- Task directions: Exactly as written, quote every line that follows, skipping the images.

[Stored dataset items]
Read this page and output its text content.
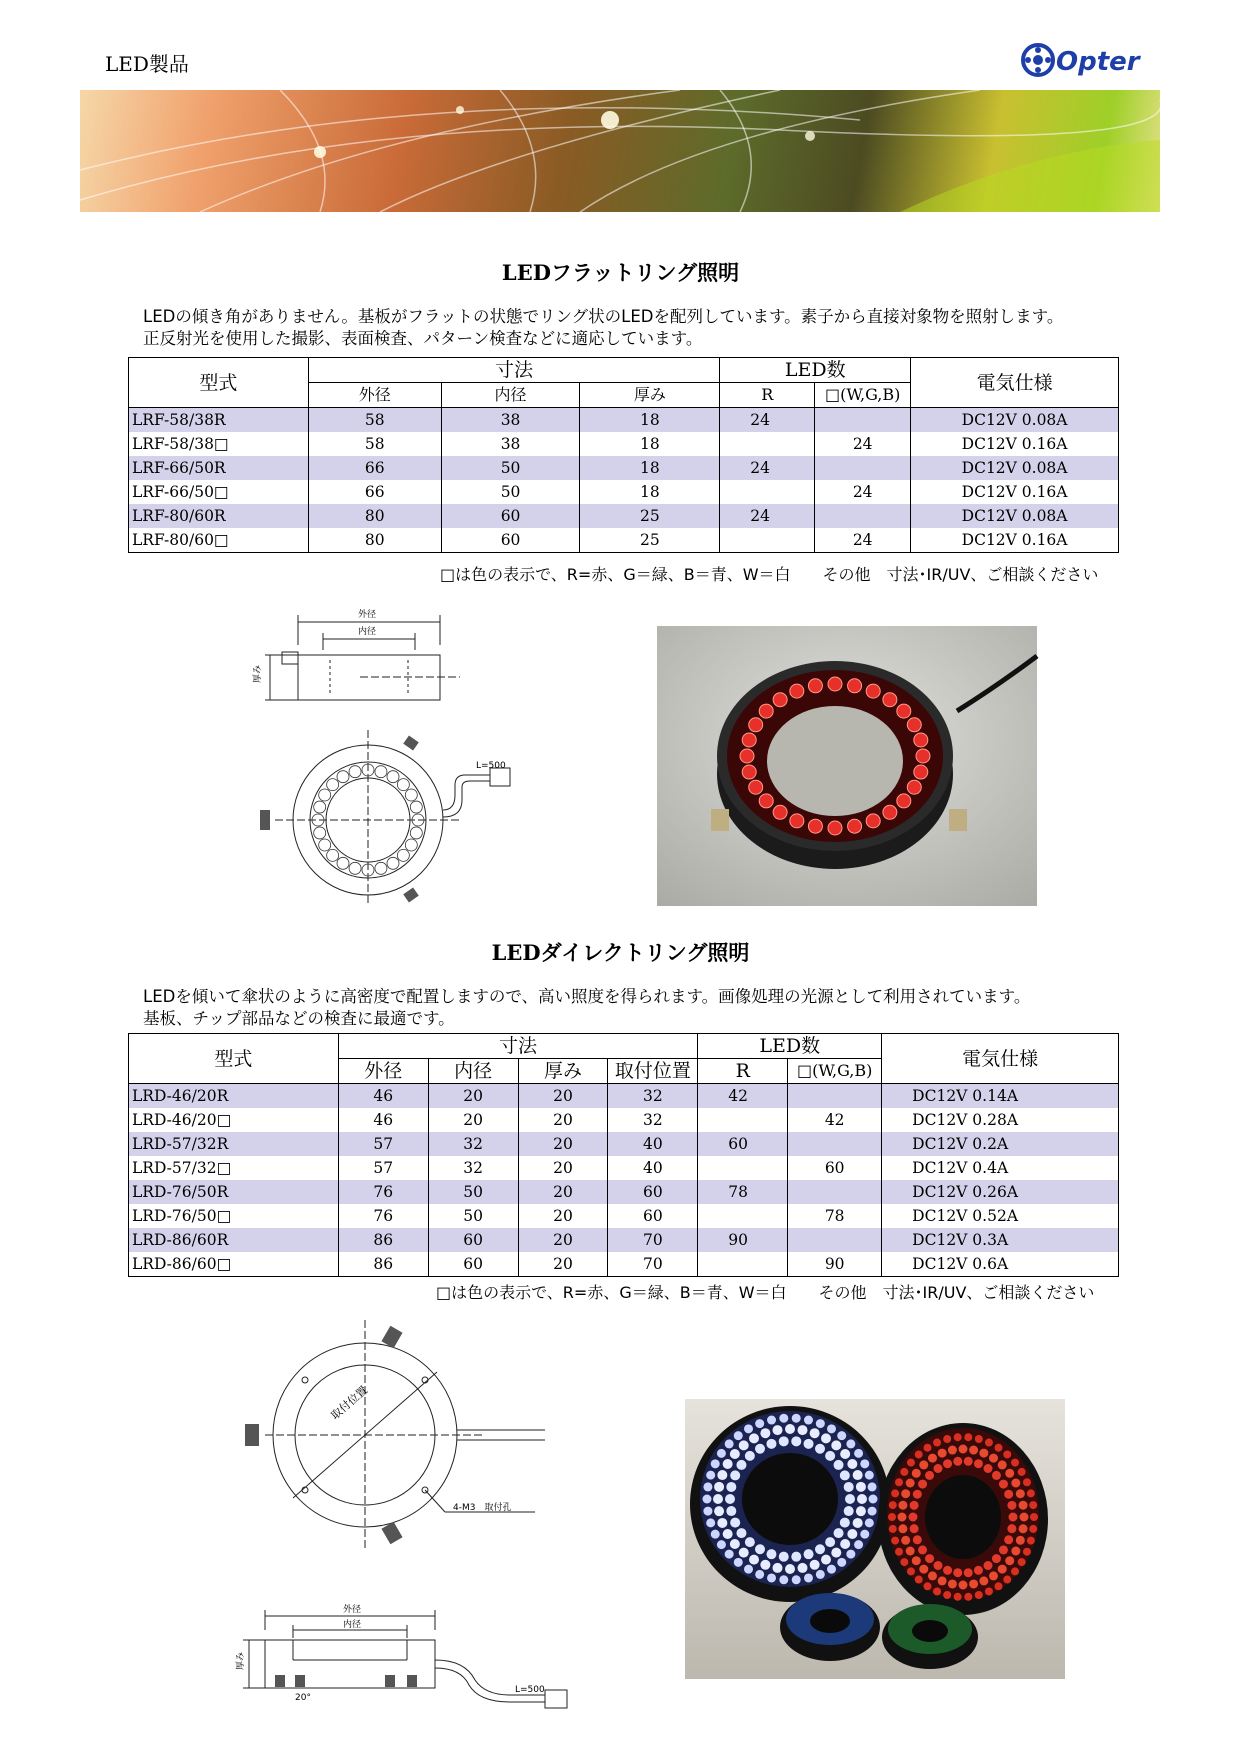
LED製品	Opter
LEDフラットリング照明
LEDの傾き角がありません。基板がフラットの状態でリング状のLEDを配列しています。素子から直接対象物を照射します。
正反射光を使用した撮影、表面検査、パターン検査などに適応しています。
型式	寸法			LED数		電気仕様
	外径	内径	厚み	R	□(W,G,B)	
LRF-58/38R	58	38	18	24		DC12V 0.08A
LRF-58/38□	58	38	18		24	DC12V 0.16A
LRF-66/50R	66	50	18	24		DC12V 0.08A
LRF-66/50□	66	50	18		24	DC12V 0.16A
LRF-80/60R	80	60	25	24		DC12V 0.08A
LRF-80/60□	80	60	25		24	DC12V 0.16A
□は色の表示で、R=赤、G＝緑、B＝青、W＝白　　その他　寸法･IR/UV、ご相談ください
外径
内径
厚み
L=500
LEDダイレクトリング照明
LEDを傾いて傘状のように高密度で配置しますので、高い照度を得られます。画像処理の光源として利用されています。
基板、チップ部品などの検査に最適です。
型式	寸法				LED数		電気仕様
	外径	内径	厚み	取付位置	R	□(W,G,B)	
LRD-46/20R	46	20	20	32	42		DC12V 0.14A
LRD-46/20□	46	20	20	32		42	DC12V 0.28A
LRD-57/32R	57	32	20	40	60		DC12V 0.2A
LRD-57/32□	57	32	20	40		60	DC12V 0.4A
LRD-76/50R	76	50	20	60	78		DC12V 0.26A
LRD-76/50□	76	50	20	60		78	DC12V 0.52A
LRD-86/60R	86	60	20	70	90		DC12V 0.3A
LRD-86/60□	86	60	20	70		90	DC12V 0.6A
□は色の表示で、R=赤、G＝緑、B＝青、W＝白　　その他　寸法･IR/UV、ご相談ください
取付位置
4-M3　取付孔
外径
内径
厚み
20°
L=500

- Written answer:
Read this page and output its text content.
LED製品	Opter
LEDフラットリング照明
LEDの傾き角がありません。基板がフラットの状態でリング状のLEDを配列しています。素子から直接対象物を照射します。
正反射光を使用した撮影、表面検査、パターン検査などに適応しています。
型式	寸法			LED数		電気仕様
	外径	内径	厚み	R	□(W,G,B)	
LRF-58/38R	58	38	18	24		DC12V 0.08A
LRF-58/38□	58	38	18		24	DC12V 0.16A
LRF-66/50R	66	50	18	24		DC12V 0.08A
LRF-66/50□	66	50	18		24	DC12V 0.16A
LRF-80/60R	80	60	25	24		DC12V 0.08A
LRF-80/60□	80	60	25		24	DC12V 0.16A
□は色の表示で、R=赤、G＝緑、B＝青、W＝白　　その他　寸法･IR/UV、ご相談ください
外径
内径
厚み
L=500
LEDダイレクトリング照明
LEDを傾いて傘状のように高密度で配置しますので、高い照度を得られます。画像処理の光源として利用されています。
基板、チップ部品などの検査に最適です。
型式	寸法				LED数		電気仕様
	外径	内径	厚み	取付位置	R	□(W,G,B)	
LRD-46/20R	46	20	20	32	42		DC12V 0.14A
LRD-46/20□	46	20	20	32		42	DC12V 0.28A
LRD-57/32R	57	32	20	40	60		DC12V 0.2A
LRD-57/32□	57	32	20	40		60	DC12V 0.4A
LRD-76/50R	76	50	20	60	78		DC12V 0.26A
LRD-76/50□	76	50	20	60		78	DC12V 0.52A
LRD-86/60R	86	60	20	70	90		DC12V 0.3A
LRD-86/60□	86	60	20	70		90	DC12V 0.6A
□は色の表示で、R=赤、G＝緑、B＝青、W＝白　　その他　寸法･IR/UV、ご相談ください
取付位置
4-M3　取付孔
外径
内径
厚み
20°
L=500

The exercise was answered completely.